Material for the task:
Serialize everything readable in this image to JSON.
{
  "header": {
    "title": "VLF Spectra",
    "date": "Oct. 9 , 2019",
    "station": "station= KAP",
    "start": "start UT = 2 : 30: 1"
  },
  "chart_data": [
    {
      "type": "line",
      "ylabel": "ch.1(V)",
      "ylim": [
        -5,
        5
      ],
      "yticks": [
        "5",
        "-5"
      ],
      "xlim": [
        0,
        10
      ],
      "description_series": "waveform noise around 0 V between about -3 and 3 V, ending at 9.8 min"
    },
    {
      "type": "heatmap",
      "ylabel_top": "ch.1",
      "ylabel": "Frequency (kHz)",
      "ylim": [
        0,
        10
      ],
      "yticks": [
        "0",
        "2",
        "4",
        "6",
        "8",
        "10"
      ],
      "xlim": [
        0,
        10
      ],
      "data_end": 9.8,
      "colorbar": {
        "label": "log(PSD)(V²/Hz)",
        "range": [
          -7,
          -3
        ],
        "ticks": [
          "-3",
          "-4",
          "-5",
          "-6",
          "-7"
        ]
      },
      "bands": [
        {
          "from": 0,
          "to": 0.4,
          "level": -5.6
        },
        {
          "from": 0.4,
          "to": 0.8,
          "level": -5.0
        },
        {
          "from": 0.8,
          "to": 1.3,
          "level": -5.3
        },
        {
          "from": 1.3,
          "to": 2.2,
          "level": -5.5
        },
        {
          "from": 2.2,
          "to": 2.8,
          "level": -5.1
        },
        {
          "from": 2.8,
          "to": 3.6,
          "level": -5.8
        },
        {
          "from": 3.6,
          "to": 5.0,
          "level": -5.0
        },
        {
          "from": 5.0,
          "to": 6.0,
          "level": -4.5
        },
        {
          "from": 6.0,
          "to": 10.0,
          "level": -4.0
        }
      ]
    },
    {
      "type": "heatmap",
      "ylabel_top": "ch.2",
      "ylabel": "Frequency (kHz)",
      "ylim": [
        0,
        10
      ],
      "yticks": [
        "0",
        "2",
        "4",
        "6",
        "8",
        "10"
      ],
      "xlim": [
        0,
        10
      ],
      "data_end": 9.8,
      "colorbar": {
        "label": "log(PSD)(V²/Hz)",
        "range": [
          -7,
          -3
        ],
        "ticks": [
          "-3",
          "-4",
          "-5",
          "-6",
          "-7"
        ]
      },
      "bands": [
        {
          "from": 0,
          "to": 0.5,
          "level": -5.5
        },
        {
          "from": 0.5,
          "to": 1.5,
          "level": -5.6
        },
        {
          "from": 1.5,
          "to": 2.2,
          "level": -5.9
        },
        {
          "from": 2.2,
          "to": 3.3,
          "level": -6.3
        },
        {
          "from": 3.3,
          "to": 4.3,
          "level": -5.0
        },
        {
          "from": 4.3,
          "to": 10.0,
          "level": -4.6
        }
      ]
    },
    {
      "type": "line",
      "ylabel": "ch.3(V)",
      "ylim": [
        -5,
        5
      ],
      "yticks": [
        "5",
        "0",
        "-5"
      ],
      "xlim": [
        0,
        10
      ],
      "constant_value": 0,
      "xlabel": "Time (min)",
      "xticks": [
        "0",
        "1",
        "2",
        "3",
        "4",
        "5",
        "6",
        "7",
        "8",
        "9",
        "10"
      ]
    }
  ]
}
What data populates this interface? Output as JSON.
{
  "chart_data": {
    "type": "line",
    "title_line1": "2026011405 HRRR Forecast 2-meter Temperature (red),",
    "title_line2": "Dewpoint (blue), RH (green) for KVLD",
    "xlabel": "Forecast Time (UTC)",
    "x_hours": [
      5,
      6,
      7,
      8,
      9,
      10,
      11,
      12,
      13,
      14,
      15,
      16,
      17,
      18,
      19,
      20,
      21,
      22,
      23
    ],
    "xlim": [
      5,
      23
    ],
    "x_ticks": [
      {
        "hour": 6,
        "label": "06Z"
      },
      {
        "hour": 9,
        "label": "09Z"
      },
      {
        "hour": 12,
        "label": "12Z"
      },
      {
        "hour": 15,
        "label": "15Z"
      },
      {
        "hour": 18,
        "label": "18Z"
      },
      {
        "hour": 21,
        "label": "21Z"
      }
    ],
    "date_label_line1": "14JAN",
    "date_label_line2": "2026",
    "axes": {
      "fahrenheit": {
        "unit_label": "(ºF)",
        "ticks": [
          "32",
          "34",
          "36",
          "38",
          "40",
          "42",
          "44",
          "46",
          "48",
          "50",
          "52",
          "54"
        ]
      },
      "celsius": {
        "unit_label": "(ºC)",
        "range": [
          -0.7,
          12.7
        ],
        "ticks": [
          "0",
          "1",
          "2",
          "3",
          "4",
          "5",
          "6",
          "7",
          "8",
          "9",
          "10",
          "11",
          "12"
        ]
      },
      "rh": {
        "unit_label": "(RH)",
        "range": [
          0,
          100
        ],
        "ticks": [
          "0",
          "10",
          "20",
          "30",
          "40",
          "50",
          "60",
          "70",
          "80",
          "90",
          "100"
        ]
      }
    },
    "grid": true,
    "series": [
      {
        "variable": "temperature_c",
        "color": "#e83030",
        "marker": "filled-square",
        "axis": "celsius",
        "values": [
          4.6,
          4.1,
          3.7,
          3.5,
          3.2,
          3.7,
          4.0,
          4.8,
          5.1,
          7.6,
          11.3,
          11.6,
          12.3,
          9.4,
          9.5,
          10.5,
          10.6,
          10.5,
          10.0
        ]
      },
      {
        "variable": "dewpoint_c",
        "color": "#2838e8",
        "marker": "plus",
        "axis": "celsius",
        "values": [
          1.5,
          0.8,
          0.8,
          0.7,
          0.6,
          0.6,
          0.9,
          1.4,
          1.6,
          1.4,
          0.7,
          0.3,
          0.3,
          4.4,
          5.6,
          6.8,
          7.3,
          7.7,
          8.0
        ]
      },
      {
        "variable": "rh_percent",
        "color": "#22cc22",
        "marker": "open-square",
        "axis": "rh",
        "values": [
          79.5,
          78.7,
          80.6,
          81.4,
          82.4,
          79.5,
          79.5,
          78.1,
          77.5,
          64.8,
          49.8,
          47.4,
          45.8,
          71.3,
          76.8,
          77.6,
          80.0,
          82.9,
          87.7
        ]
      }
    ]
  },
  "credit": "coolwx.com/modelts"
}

Your goal: Reproduce the records in full, exactly as written.

Result of this task:
Serialize everything readable in this image to JSON.
{
  "header": {
    "title": "VLF Spectra",
    "date": "Oct. 9 , 2019",
    "station": "station= KAP",
    "start": "start UT = 2 : 30: 1"
  },
  "chart_data": [
    {
      "type": "line",
      "ylabel": "ch.1(V)",
      "ylim": [
        -5,
        5
      ],
      "yticks": [
        "5",
        "-5"
      ],
      "xlim": [
        0,
        10
      ],
      "description_series": "waveform noise around 0 V between about -3 and 3 V, ending at 9.8 min"
    },
    {
      "type": "heatmap",
      "ylabel_top": "ch.1",
      "ylabel": "Frequency (kHz)",
      "ylim": [
        0,
        10
      ],
      "yticks": [
        "0",
        "2",
        "4",
        "6",
        "8",
        "10"
      ],
      "xlim": [
        0,
        10
      ],
      "data_end": 9.8,
      "colorbar": {
        "label": "log(PSD)(V²/Hz)",
        "range": [
          -7,
          -3
        ],
        "ticks": [
          "-3",
          "-4",
          "-5",
          "-6",
          "-7"
        ]
      },
      "bands": [
        {
          "from": 0,
          "to": 0.4,
          "level": -5.6
        },
        {
          "from": 0.4,
          "to": 0.8,
          "level": -5.0
        },
        {
          "from": 0.8,
          "to": 1.3,
          "level": -5.3
        },
        {
          "from": 1.3,
          "to": 2.2,
          "level": -5.5
        },
        {
          "from": 2.2,
          "to": 2.8,
          "level": -5.1
        },
        {
          "from": 2.8,
          "to": 3.6,
          "level": -5.8
        },
        {
          "from": 3.6,
          "to": 5.0,
          "level": -5.0
        },
        {
          "from": 5.0,
          "to": 6.0,
          "level": -4.5
        },
        {
          "from": 6.0,
          "to": 10.0,
          "level": -4.0
        }
      ]
    },
    {
      "type": "heatmap",
      "ylabel_top": "ch.2",
      "ylabel": "Frequency (kHz)",
      "ylim": [
        0,
        10
      ],
      "yticks": [
        "0",
        "2",
        "4",
        "6",
        "8",
        "10"
      ],
      "xlim": [
        0,
        10
      ],
      "data_end": 9.8,
      "colorbar": {
        "label": "log(PSD)(V²/Hz)",
        "range": [
          -7,
          -3
        ],
        "ticks": [
          "-3",
          "-4",
          "-5",
          "-6",
          "-7"
        ]
      },
      "bands": [
        {
          "from": 0,
          "to": 0.5,
          "level": -5.5
        },
        {
          "from": 0.5,
          "to": 1.5,
          "level": -5.6
        },
        {
          "from": 1.5,
          "to": 2.2,
          "level": -5.9
        },
        {
          "from": 2.2,
          "to": 3.3,
          "level": -6.3
        },
        {
          "from": 3.3,
          "to": 4.3,
          "level": -5.0
        },
        {
          "from": 4.3,
          "to": 10.0,
          "level": -4.6
        }
      ]
    },
    {
      "type": "line",
      "ylabel": "ch.3(V)",
      "ylim": [
        -5,
        5
      ],
      "yticks": [
        "5",
        "0",
        "-5"
      ],
      "xlim": [
        0,
        10
      ],
      "constant_value": 0,
      "xlabel": "Time (min)",
      "xticks": [
        "0",
        "1",
        "2",
        "3",
        "4",
        "5",
        "6",
        "7",
        "8",
        "9",
        "10"
      ]
    }
  ]
}
What data populates this interface? Output as JSON.
{
  "chart_data": {
    "type": "line",
    "title_line1": "2026011405 HRRR Forecast 2-meter Temperature (red),",
    "title_line2": "Dewpoint (blue), RH (green) for KVLD",
    "xlabel": "Forecast Time (UTC)",
    "x_hours": [
      5,
      6,
      7,
      8,
      9,
      10,
      11,
      12,
      13,
      14,
      15,
      16,
      17,
      18,
      19,
      20,
      21,
      22,
      23
    ],
    "xlim": [
      5,
      23
    ],
    "x_ticks": [
      {
        "hour": 6,
        "label": "06Z"
      },
      {
        "hour": 9,
        "label": "09Z"
      },
      {
        "hour": 12,
        "label": "12Z"
      },
      {
        "hour": 15,
        "label": "15Z"
      },
      {
        "hour": 18,
        "label": "18Z"
      },
      {
        "hour": 21,
        "label": "21Z"
      }
    ],
    "date_label_line1": "14JAN",
    "date_label_line2": "2026",
    "axes": {
      "fahrenheit": {
        "unit_label": "(ºF)",
        "ticks": [
          "32",
          "34",
          "36",
          "38",
          "40",
          "42",
          "44",
          "46",
          "48",
          "50",
          "52",
          "54"
        ]
      },
      "celsius": {
        "unit_label": "(ºC)",
        "range": [
          -0.7,
          12.7
        ],
        "ticks": [
          "0",
          "1",
          "2",
          "3",
          "4",
          "5",
          "6",
          "7",
          "8",
          "9",
          "10",
          "11",
          "12"
        ]
      },
      "rh": {
        "unit_label": "(RH)",
        "range": [
          0,
          100
        ],
        "ticks": [
          "0",
          "10",
          "20",
          "30",
          "40",
          "50",
          "60",
          "70",
          "80",
          "90",
          "100"
        ]
      }
    },
    "grid": true,
    "series": [
      {
        "variable": "temperature_c",
        "color": "#e83030",
        "marker": "filled-square",
        "axis": "celsius",
        "values": [
          4.6,
          4.1,
          3.7,
          3.5,
          3.2,
          3.7,
          4.0,
          4.8,
          5.1,
          7.6,
          11.3,
          11.6,
          12.3,
          9.4,
          9.5,
          10.5,
          10.6,
          10.5,
          10.0
        ]
      },
      {
        "variable": "dewpoint_c",
        "color": "#2838e8",
        "marker": "plus",
        "axis": "celsius",
        "values": [
          1.5,
          0.8,
          0.8,
          0.7,
          0.6,
          0.6,
          0.9,
          1.4,
          1.6,
          1.4,
          0.7,
          0.3,
          0.3,
          4.4,
          5.6,
          6.8,
          7.3,
          7.7,
          8.0
        ]
      },
      {
        "variable": "rh_percent",
        "color": "#22cc22",
        "marker": "open-square",
        "axis": "rh",
        "values": [
          79.5,
          78.7,
          80.6,
          81.4,
          82.4,
          79.5,
          79.5,
          78.1,
          77.5,
          64.8,
          49.8,
          47.4,
          45.8,
          71.3,
          76.8,
          77.6,
          80.0,
          82.9,
          87.7
        ]
      }
    ]
  },
  "credit": "coolwx.com/modelts"
}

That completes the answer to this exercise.